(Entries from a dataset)

[START]

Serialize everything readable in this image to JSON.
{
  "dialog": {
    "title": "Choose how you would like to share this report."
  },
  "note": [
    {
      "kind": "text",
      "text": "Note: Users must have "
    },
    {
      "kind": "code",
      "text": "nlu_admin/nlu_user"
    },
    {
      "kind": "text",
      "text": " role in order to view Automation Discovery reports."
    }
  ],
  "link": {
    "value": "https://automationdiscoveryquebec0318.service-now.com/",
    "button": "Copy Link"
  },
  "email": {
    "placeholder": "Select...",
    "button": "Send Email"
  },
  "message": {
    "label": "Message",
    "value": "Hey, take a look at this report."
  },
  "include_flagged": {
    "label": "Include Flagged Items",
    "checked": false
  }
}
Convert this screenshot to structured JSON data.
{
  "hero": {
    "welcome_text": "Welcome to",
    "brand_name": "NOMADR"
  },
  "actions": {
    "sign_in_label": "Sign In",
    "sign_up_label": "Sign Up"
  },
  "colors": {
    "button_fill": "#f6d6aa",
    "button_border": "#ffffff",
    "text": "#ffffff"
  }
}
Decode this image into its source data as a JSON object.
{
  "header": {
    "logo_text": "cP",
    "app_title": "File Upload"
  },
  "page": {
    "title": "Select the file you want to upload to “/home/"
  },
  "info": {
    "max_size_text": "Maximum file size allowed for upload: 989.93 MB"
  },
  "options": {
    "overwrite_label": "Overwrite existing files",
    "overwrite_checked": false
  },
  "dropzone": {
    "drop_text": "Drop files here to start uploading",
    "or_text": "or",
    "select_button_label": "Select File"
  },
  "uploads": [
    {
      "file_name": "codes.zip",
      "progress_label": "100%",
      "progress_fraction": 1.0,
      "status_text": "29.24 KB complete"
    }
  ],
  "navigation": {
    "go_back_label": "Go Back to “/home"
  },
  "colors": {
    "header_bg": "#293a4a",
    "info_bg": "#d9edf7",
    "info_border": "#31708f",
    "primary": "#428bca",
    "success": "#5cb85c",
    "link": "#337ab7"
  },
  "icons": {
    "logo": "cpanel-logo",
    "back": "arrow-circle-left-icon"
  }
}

[END]

**What the task asks**
From the first line to the last, retype the data exactly.

**Result of the task**
Serialize everything readable in this image to JSON.
{
  "dialog": {
    "title": "Choose how you would like to share this report."
  },
  "note": [
    {
      "kind": "text",
      "text": "Note: Users must have "
    },
    {
      "kind": "code",
      "text": "nlu_admin/nlu_user"
    },
    {
      "kind": "text",
      "text": " role in order to view Automation Discovery reports."
    }
  ],
  "link": {
    "value": "https://automationdiscoveryquebec0318.service-now.com/",
    "button": "Copy Link"
  },
  "email": {
    "placeholder": "Select...",
    "button": "Send Email"
  },
  "message": {
    "label": "Message",
    "value": "Hey, take a look at this report."
  },
  "include_flagged": {
    "label": "Include Flagged Items",
    "checked": false
  }
}
Convert this screenshot to structured JSON data.
{
  "hero": {
    "welcome_text": "Welcome to",
    "brand_name": "NOMADR"
  },
  "actions": {
    "sign_in_label": "Sign In",
    "sign_up_label": "Sign Up"
  },
  "colors": {
    "button_fill": "#f6d6aa",
    "button_border": "#ffffff",
    "text": "#ffffff"
  }
}
Decode this image into its source data as a JSON object.
{
  "header": {
    "logo_text": "cP",
    "app_title": "File Upload"
  },
  "page": {
    "title": "Select the file you want to upload to “/home/"
  },
  "info": {
    "max_size_text": "Maximum file size allowed for upload: 989.93 MB"
  },
  "options": {
    "overwrite_label": "Overwrite existing files",
    "overwrite_checked": false
  },
  "dropzone": {
    "drop_text": "Drop files here to start uploading",
    "or_text": "or",
    "select_button_label": "Select File"
  },
  "uploads": [
    {
      "file_name": "codes.zip",
      "progress_label": "100%",
      "progress_fraction": 1.0,
      "status_text": "29.24 KB complete"
    }
  ],
  "navigation": {
    "go_back_label": "Go Back to “/home"
  },
  "colors": {
    "header_bg": "#293a4a",
    "info_bg": "#d9edf7",
    "info_border": "#31708f",
    "primary": "#428bca",
    "success": "#5cb85c",
    "link": "#337ab7"
  },
  "icons": {
    "logo": "cpanel-logo",
    "back": "arrow-circle-left-icon"
  }
}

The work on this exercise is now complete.